Stated exercise: Retype every entry in its entirety, without alteration.

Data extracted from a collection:
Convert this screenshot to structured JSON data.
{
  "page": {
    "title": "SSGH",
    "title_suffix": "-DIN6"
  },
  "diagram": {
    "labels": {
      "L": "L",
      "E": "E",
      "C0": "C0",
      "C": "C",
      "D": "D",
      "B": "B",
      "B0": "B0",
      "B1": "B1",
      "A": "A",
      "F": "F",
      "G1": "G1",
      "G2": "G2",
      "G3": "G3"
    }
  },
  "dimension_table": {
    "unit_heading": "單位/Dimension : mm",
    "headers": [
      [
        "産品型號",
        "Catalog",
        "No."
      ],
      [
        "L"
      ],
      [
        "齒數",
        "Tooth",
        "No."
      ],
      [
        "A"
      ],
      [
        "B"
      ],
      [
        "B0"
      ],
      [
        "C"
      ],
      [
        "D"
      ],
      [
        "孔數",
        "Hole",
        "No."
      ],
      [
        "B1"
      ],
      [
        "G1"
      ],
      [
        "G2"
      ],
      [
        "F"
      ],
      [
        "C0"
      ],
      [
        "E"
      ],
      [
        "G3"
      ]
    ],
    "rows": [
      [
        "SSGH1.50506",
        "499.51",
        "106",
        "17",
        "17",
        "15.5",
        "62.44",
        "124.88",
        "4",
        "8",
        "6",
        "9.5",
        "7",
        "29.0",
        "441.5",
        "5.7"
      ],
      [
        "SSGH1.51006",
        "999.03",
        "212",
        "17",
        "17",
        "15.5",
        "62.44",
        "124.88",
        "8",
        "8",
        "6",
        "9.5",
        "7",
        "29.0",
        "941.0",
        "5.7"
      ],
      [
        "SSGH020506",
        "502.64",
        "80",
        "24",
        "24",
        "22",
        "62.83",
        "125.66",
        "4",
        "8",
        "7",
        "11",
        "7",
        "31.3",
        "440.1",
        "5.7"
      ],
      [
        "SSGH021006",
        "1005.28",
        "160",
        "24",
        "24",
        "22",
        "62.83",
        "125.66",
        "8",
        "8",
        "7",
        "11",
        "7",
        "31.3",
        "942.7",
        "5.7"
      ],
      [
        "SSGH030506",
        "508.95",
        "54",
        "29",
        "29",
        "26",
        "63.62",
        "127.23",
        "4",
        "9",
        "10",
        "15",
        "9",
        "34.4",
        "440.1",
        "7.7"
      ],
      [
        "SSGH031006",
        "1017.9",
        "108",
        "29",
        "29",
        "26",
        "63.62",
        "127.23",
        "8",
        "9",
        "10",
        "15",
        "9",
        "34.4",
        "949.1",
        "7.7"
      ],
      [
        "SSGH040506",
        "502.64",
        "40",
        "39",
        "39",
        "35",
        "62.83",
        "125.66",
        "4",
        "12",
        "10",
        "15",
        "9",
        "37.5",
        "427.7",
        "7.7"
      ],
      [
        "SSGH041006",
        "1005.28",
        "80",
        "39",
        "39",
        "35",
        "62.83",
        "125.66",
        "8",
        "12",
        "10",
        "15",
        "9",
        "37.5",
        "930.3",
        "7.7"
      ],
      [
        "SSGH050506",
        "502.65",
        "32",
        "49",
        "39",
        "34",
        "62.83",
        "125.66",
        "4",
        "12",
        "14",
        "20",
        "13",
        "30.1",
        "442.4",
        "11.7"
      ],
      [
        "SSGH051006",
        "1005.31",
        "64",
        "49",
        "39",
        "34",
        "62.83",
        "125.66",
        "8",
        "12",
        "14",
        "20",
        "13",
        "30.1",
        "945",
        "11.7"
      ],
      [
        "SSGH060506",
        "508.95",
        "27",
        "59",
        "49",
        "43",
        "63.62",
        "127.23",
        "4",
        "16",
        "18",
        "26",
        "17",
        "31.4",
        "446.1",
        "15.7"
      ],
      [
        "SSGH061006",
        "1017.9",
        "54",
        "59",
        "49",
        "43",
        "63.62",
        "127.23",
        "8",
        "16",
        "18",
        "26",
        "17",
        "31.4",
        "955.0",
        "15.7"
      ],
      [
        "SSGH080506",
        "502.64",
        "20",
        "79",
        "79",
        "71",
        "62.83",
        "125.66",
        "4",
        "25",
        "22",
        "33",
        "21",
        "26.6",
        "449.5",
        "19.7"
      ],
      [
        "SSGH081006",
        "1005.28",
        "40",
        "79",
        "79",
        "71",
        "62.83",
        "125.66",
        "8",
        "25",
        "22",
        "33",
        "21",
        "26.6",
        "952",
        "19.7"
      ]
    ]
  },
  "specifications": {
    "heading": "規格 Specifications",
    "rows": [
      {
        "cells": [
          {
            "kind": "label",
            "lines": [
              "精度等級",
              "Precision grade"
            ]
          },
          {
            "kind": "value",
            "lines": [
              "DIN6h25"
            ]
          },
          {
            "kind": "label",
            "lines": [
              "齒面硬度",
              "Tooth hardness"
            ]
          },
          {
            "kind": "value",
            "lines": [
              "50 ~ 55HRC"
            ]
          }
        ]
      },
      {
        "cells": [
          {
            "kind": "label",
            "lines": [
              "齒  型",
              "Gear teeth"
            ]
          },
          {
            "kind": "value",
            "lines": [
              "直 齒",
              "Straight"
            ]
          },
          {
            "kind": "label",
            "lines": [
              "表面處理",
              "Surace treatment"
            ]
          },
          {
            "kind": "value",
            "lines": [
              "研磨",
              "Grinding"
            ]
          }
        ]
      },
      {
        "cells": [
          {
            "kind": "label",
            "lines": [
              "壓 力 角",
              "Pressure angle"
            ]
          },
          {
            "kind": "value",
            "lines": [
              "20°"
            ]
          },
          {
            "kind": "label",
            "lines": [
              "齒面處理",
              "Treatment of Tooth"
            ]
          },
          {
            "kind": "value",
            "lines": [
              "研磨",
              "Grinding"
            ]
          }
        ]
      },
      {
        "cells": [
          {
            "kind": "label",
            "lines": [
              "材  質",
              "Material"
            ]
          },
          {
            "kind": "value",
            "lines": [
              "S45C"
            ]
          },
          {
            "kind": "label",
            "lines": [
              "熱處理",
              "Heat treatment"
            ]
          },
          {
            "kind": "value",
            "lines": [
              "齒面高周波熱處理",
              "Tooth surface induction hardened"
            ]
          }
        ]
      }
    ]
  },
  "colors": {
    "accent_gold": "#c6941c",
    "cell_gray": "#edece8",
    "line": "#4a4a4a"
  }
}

Solution to this task:
Convert this screenshot to structured JSON data.
{
  "page": {
    "title": "SSGH",
    "title_suffix": "-DIN6"
  },
  "diagram": {
    "labels": {
      "L": "L",
      "E": "E",
      "C0": "C0",
      "C": "C",
      "D": "D",
      "B": "B",
      "B0": "B0",
      "B1": "B1",
      "A": "A",
      "F": "F",
      "G1": "G1",
      "G2": "G2",
      "G3": "G3"
    }
  },
  "dimension_table": {
    "unit_heading": "單位/Dimension : mm",
    "headers": [
      [
        "産品型號",
        "Catalog",
        "No."
      ],
      [
        "L"
      ],
      [
        "齒數",
        "Tooth",
        "No."
      ],
      [
        "A"
      ],
      [
        "B"
      ],
      [
        "B0"
      ],
      [
        "C"
      ],
      [
        "D"
      ],
      [
        "孔數",
        "Hole",
        "No."
      ],
      [
        "B1"
      ],
      [
        "G1"
      ],
      [
        "G2"
      ],
      [
        "F"
      ],
      [
        "C0"
      ],
      [
        "E"
      ],
      [
        "G3"
      ]
    ],
    "rows": [
      [
        "SSGH1.50506",
        "499.51",
        "106",
        "17",
        "17",
        "15.5",
        "62.44",
        "124.88",
        "4",
        "8",
        "6",
        "9.5",
        "7",
        "29.0",
        "441.5",
        "5.7"
      ],
      [
        "SSGH1.51006",
        "999.03",
        "212",
        "17",
        "17",
        "15.5",
        "62.44",
        "124.88",
        "8",
        "8",
        "6",
        "9.5",
        "7",
        "29.0",
        "941.0",
        "5.7"
      ],
      [
        "SSGH020506",
        "502.64",
        "80",
        "24",
        "24",
        "22",
        "62.83",
        "125.66",
        "4",
        "8",
        "7",
        "11",
        "7",
        "31.3",
        "440.1",
        "5.7"
      ],
      [
        "SSGH021006",
        "1005.28",
        "160",
        "24",
        "24",
        "22",
        "62.83",
        "125.66",
        "8",
        "8",
        "7",
        "11",
        "7",
        "31.3",
        "942.7",
        "5.7"
      ],
      [
        "SSGH030506",
        "508.95",
        "54",
        "29",
        "29",
        "26",
        "63.62",
        "127.23",
        "4",
        "9",
        "10",
        "15",
        "9",
        "34.4",
        "440.1",
        "7.7"
      ],
      [
        "SSGH031006",
        "1017.9",
        "108",
        "29",
        "29",
        "26",
        "63.62",
        "127.23",
        "8",
        "9",
        "10",
        "15",
        "9",
        "34.4",
        "949.1",
        "7.7"
      ],
      [
        "SSGH040506",
        "502.64",
        "40",
        "39",
        "39",
        "35",
        "62.83",
        "125.66",
        "4",
        "12",
        "10",
        "15",
        "9",
        "37.5",
        "427.7",
        "7.7"
      ],
      [
        "SSGH041006",
        "1005.28",
        "80",
        "39",
        "39",
        "35",
        "62.83",
        "125.66",
        "8",
        "12",
        "10",
        "15",
        "9",
        "37.5",
        "930.3",
        "7.7"
      ],
      [
        "SSGH050506",
        "502.65",
        "32",
        "49",
        "39",
        "34",
        "62.83",
        "125.66",
        "4",
        "12",
        "14",
        "20",
        "13",
        "30.1",
        "442.4",
        "11.7"
      ],
      [
        "SSGH051006",
        "1005.31",
        "64",
        "49",
        "39",
        "34",
        "62.83",
        "125.66",
        "8",
        "12",
        "14",
        "20",
        "13",
        "30.1",
        "945",
        "11.7"
      ],
      [
        "SSGH060506",
        "508.95",
        "27",
        "59",
        "49",
        "43",
        "63.62",
        "127.23",
        "4",
        "16",
        "18",
        "26",
        "17",
        "31.4",
        "446.1",
        "15.7"
      ],
      [
        "SSGH061006",
        "1017.9",
        "54",
        "59",
        "49",
        "43",
        "63.62",
        "127.23",
        "8",
        "16",
        "18",
        "26",
        "17",
        "31.4",
        "955.0",
        "15.7"
      ],
      [
        "SSGH080506",
        "502.64",
        "20",
        "79",
        "79",
        "71",
        "62.83",
        "125.66",
        "4",
        "25",
        "22",
        "33",
        "21",
        "26.6",
        "449.5",
        "19.7"
      ],
      [
        "SSGH081006",
        "1005.28",
        "40",
        "79",
        "79",
        "71",
        "62.83",
        "125.66",
        "8",
        "25",
        "22",
        "33",
        "21",
        "26.6",
        "952",
        "19.7"
      ]
    ]
  },
  "specifications": {
    "heading": "規格 Specifications",
    "rows": [
      {
        "cells": [
          {
            "kind": "label",
            "lines": [
              "精度等級",
              "Precision grade"
            ]
          },
          {
            "kind": "value",
            "lines": [
              "DIN6h25"
            ]
          },
          {
            "kind": "label",
            "lines": [
              "齒面硬度",
              "Tooth hardness"
            ]
          },
          {
            "kind": "value",
            "lines": [
              "50 ~ 55HRC"
            ]
          }
        ]
      },
      {
        "cells": [
          {
            "kind": "label",
            "lines": [
              "齒  型",
              "Gear teeth"
            ]
          },
          {
            "kind": "value",
            "lines": [
              "直 齒",
              "Straight"
            ]
          },
          {
            "kind": "label",
            "lines": [
              "表面處理",
              "Surace treatment"
            ]
          },
          {
            "kind": "value",
            "lines": [
              "研磨",
              "Grinding"
            ]
          }
        ]
      },
      {
        "cells": [
          {
            "kind": "label",
            "lines": [
              "壓 力 角",
              "Pressure angle"
            ]
          },
          {
            "kind": "value",
            "lines": [
              "20°"
            ]
          },
          {
            "kind": "label",
            "lines": [
              "齒面處理",
              "Treatment of Tooth"
            ]
          },
          {
            "kind": "value",
            "lines": [
              "研磨",
              "Grinding"
            ]
          }
        ]
      },
      {
        "cells": [
          {
            "kind": "label",
            "lines": [
              "材  質",
              "Material"
            ]
          },
          {
            "kind": "value",
            "lines": [
              "S45C"
            ]
          },
          {
            "kind": "label",
            "lines": [
              "熱處理",
              "Heat treatment"
            ]
          },
          {
            "kind": "value",
            "lines": [
              "齒面高周波熱處理",
              "Tooth surface induction hardened"
            ]
          }
        ]
      }
    ]
  },
  "colors": {
    "accent_gold": "#c6941c",
    "cell_gray": "#edece8",
    "line": "#4a4a4a"
  }
}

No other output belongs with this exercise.